Collection entries

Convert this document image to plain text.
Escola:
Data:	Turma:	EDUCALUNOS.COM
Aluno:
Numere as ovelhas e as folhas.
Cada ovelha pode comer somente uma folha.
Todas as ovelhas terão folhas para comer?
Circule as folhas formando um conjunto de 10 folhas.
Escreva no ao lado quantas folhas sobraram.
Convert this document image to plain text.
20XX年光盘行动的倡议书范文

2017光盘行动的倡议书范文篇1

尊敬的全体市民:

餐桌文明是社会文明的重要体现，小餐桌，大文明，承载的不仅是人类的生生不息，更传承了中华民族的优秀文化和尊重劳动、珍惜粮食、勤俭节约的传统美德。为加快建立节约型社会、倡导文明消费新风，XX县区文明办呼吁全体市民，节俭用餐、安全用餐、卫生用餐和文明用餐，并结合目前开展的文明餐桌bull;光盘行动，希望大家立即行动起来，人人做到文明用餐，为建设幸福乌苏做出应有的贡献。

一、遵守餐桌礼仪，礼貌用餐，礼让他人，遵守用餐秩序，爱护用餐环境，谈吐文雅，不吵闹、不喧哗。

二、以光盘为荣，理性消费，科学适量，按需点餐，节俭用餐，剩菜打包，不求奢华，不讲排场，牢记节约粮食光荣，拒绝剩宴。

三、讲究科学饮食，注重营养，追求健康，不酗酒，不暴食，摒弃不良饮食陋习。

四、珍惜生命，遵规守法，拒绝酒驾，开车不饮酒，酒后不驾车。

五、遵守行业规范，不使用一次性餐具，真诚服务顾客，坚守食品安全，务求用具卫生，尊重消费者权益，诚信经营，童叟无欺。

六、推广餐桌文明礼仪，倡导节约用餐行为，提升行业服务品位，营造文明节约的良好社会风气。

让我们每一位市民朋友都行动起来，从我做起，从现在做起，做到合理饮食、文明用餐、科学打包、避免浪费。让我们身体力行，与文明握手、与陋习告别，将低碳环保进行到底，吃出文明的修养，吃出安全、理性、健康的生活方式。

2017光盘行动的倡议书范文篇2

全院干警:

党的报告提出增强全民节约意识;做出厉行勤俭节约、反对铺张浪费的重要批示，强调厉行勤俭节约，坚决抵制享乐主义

## Task prompt
Your task is to return the full listing exactly as it was given.

## The answer
Convert this document image to plain text.
Escola:
Data:	Turma:	EDUCALUNOS.COM
Aluno:
Numere as ovelhas e as folhas.
Cada ovelha pode comer somente uma folha.
Todas as ovelhas terão folhas para comer?
Circule as folhas formando um conjunto de 10 folhas.
Escreva no ao lado quantas folhas sobraram.
Convert this document image to plain text.
20XX年光盘行动的倡议书范文

2017光盘行动的倡议书范文篇1

尊敬的全体市民:

餐桌文明是社会文明的重要体现，小餐桌，大文明，承载的不仅是人类的生生不息，更传承了中华民族的优秀文化和尊重劳动、珍惜粮食、勤俭节约的传统美德。为加快建立节约型社会、倡导文明消费新风，XX县区文明办呼吁全体市民，节俭用餐、安全用餐、卫生用餐和文明用餐，并结合目前开展的文明餐桌bull;光盘行动，希望大家立即行动起来，人人做到文明用餐，为建设幸福乌苏做出应有的贡献。

一、遵守餐桌礼仪，礼貌用餐，礼让他人，遵守用餐秩序，爱护用餐环境，谈吐文雅，不吵闹、不喧哗。

二、以光盘为荣，理性消费，科学适量，按需点餐，节俭用餐，剩菜打包，不求奢华，不讲排场，牢记节约粮食光荣，拒绝剩宴。

三、讲究科学饮食，注重营养，追求健康，不酗酒，不暴食，摒弃不良饮食陋习。

四、珍惜生命，遵规守法，拒绝酒驾，开车不饮酒，酒后不驾车。

五、遵守行业规范，不使用一次性餐具，真诚服务顾客，坚守食品安全，务求用具卫生，尊重消费者权益，诚信经营，童叟无欺。

六、推广餐桌文明礼仪，倡导节约用餐行为，提升行业服务品位，营造文明节约的良好社会风气。

让我们每一位市民朋友都行动起来，从我做起，从现在做起，做到合理饮食、文明用餐、科学打包、避免浪费。让我们身体力行，与文明握手、与陋习告别，将低碳环保进行到底，吃出文明的修养，吃出安全、理性、健康的生活方式。

2017光盘行动的倡议书范文篇2

全院干警:

党的报告提出增强全民节约意识;做出厉行勤俭节约、反对铺张浪费的重要批示，强调厉行勤俭节约，坚决抵制享乐主义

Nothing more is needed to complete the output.